[RECORD EXTRACTS Boundary: Start]

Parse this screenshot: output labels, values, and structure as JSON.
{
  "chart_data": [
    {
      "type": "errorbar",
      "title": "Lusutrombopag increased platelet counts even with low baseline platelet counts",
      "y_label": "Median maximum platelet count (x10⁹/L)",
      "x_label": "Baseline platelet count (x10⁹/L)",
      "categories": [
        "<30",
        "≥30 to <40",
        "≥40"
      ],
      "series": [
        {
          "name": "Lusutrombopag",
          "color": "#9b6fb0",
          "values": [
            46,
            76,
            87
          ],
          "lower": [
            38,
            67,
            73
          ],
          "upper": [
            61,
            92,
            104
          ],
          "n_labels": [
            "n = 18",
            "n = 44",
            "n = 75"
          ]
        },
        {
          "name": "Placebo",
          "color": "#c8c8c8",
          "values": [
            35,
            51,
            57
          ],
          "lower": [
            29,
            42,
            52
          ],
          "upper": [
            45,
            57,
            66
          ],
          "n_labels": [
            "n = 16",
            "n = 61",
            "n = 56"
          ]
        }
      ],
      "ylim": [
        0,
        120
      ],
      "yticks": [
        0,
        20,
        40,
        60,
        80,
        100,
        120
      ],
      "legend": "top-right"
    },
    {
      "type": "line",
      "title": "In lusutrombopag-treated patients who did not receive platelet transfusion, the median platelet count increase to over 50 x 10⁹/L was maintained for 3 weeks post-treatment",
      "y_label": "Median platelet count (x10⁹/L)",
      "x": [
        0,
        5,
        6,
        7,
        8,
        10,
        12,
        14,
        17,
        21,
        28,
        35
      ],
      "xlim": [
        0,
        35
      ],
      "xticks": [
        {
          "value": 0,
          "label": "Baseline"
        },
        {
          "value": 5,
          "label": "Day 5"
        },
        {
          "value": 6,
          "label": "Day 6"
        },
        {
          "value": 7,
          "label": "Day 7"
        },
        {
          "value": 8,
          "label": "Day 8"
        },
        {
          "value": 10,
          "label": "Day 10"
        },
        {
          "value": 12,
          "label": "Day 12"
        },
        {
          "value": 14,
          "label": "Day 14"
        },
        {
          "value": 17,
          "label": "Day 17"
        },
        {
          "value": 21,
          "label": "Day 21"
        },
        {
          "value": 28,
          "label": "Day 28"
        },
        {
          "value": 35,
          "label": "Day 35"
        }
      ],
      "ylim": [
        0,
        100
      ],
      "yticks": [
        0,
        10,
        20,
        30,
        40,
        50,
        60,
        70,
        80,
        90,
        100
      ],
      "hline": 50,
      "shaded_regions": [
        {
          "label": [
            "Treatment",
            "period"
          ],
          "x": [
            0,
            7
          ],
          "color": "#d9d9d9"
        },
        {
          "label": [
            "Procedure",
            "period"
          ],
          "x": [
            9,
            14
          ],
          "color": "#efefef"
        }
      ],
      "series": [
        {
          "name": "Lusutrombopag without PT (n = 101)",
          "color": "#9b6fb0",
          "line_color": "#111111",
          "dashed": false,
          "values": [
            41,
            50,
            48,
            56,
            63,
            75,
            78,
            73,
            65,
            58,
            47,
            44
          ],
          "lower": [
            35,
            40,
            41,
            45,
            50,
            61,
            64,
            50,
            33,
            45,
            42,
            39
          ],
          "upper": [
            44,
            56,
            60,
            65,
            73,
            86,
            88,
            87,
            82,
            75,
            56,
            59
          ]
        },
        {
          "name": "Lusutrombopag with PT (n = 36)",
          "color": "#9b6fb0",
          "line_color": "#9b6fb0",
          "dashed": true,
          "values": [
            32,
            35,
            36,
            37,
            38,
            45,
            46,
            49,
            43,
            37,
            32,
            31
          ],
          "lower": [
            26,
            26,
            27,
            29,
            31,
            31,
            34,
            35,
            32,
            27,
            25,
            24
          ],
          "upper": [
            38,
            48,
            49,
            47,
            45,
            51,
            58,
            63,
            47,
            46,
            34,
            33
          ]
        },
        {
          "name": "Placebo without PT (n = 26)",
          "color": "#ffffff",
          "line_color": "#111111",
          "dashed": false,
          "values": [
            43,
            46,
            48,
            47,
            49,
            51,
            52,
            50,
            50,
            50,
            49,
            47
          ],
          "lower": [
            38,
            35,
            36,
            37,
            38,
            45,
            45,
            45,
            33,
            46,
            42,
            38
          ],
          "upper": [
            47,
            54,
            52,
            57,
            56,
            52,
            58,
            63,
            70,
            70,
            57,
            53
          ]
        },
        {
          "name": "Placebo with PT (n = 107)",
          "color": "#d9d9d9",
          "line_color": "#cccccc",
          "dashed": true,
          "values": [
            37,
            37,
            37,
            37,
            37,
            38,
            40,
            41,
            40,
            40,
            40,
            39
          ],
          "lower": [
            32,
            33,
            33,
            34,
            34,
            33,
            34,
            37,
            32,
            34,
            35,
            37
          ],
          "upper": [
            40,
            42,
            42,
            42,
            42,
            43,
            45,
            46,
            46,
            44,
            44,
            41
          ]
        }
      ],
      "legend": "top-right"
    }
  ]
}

[RECORD EXTRACTS Boundary: End]

> WHAT YOU ARE ASKED TO DO
Could you give the records above again, exactly and in full?

> RESPONSE
Parse this screenshot: output labels, values, and structure as JSON.
{
  "chart_data": [
    {
      "type": "errorbar",
      "title": "Lusutrombopag increased platelet counts even with low baseline platelet counts",
      "y_label": "Median maximum platelet count (x10⁹/L)",
      "x_label": "Baseline platelet count (x10⁹/L)",
      "categories": [
        "<30",
        "≥30 to <40",
        "≥40"
      ],
      "series": [
        {
          "name": "Lusutrombopag",
          "color": "#9b6fb0",
          "values": [
            46,
            76,
            87
          ],
          "lower": [
            38,
            67,
            73
          ],
          "upper": [
            61,
            92,
            104
          ],
          "n_labels": [
            "n = 18",
            "n = 44",
            "n = 75"
          ]
        },
        {
          "name": "Placebo",
          "color": "#c8c8c8",
          "values": [
            35,
            51,
            57
          ],
          "lower": [
            29,
            42,
            52
          ],
          "upper": [
            45,
            57,
            66
          ],
          "n_labels": [
            "n = 16",
            "n = 61",
            "n = 56"
          ]
        }
      ],
      "ylim": [
        0,
        120
      ],
      "yticks": [
        0,
        20,
        40,
        60,
        80,
        100,
        120
      ],
      "legend": "top-right"
    },
    {
      "type": "line",
      "title": "In lusutrombopag-treated patients who did not receive platelet transfusion, the median platelet count increase to over 50 x 10⁹/L was maintained for 3 weeks post-treatment",
      "y_label": "Median platelet count (x10⁹/L)",
      "x": [
        0,
        5,
        6,
        7,
        8,
        10,
        12,
        14,
        17,
        21,
        28,
        35
      ],
      "xlim": [
        0,
        35
      ],
      "xticks": [
        {
          "value": 0,
          "label": "Baseline"
        },
        {
          "value": 5,
          "label": "Day 5"
        },
        {
          "value": 6,
          "label": "Day 6"
        },
        {
          "value": 7,
          "label": "Day 7"
        },
        {
          "value": 8,
          "label": "Day 8"
        },
        {
          "value": 10,
          "label": "Day 10"
        },
        {
          "value": 12,
          "label": "Day 12"
        },
        {
          "value": 14,
          "label": "Day 14"
        },
        {
          "value": 17,
          "label": "Day 17"
        },
        {
          "value": 21,
          "label": "Day 21"
        },
        {
          "value": 28,
          "label": "Day 28"
        },
        {
          "value": 35,
          "label": "Day 35"
        }
      ],
      "ylim": [
        0,
        100
      ],
      "yticks": [
        0,
        10,
        20,
        30,
        40,
        50,
        60,
        70,
        80,
        90,
        100
      ],
      "hline": 50,
      "shaded_regions": [
        {
          "label": [
            "Treatment",
            "period"
          ],
          "x": [
            0,
            7
          ],
          "color": "#d9d9d9"
        },
        {
          "label": [
            "Procedure",
            "period"
          ],
          "x": [
            9,
            14
          ],
          "color": "#efefef"
        }
      ],
      "series": [
        {
          "name": "Lusutrombopag without PT (n = 101)",
          "color": "#9b6fb0",
          "line_color": "#111111",
          "dashed": false,
          "values": [
            41,
            50,
            48,
            56,
            63,
            75,
            78,
            73,
            65,
            58,
            47,
            44
          ],
          "lower": [
            35,
            40,
            41,
            45,
            50,
            61,
            64,
            50,
            33,
            45,
            42,
            39
          ],
          "upper": [
            44,
            56,
            60,
            65,
            73,
            86,
            88,
            87,
            82,
            75,
            56,
            59
          ]
        },
        {
          "name": "Lusutrombopag with PT (n = 36)",
          "color": "#9b6fb0",
          "line_color": "#9b6fb0",
          "dashed": true,
          "values": [
            32,
            35,
            36,
            37,
            38,
            45,
            46,
            49,
            43,
            37,
            32,
            31
          ],
          "lower": [
            26,
            26,
            27,
            29,
            31,
            31,
            34,
            35,
            32,
            27,
            25,
            24
          ],
          "upper": [
            38,
            48,
            49,
            47,
            45,
            51,
            58,
            63,
            47,
            46,
            34,
            33
          ]
        },
        {
          "name": "Placebo without PT (n = 26)",
          "color": "#ffffff",
          "line_color": "#111111",
          "dashed": false,
          "values": [
            43,
            46,
            48,
            47,
            49,
            51,
            52,
            50,
            50,
            50,
            49,
            47
          ],
          "lower": [
            38,
            35,
            36,
            37,
            38,
            45,
            45,
            45,
            33,
            46,
            42,
            38
          ],
          "upper": [
            47,
            54,
            52,
            57,
            56,
            52,
            58,
            63,
            70,
            70,
            57,
            53
          ]
        },
        {
          "name": "Placebo with PT (n = 107)",
          "color": "#d9d9d9",
          "line_color": "#cccccc",
          "dashed": true,
          "values": [
            37,
            37,
            37,
            37,
            37,
            38,
            40,
            41,
            40,
            40,
            40,
            39
          ],
          "lower": [
            32,
            33,
            33,
            34,
            34,
            33,
            34,
            37,
            32,
            34,
            35,
            37
          ],
          "upper": [
            40,
            42,
            42,
            42,
            42,
            43,
            45,
            46,
            46,
            44,
            44,
            41
          ]
        }
      ],
      "legend": "top-right"
    }
  ]
}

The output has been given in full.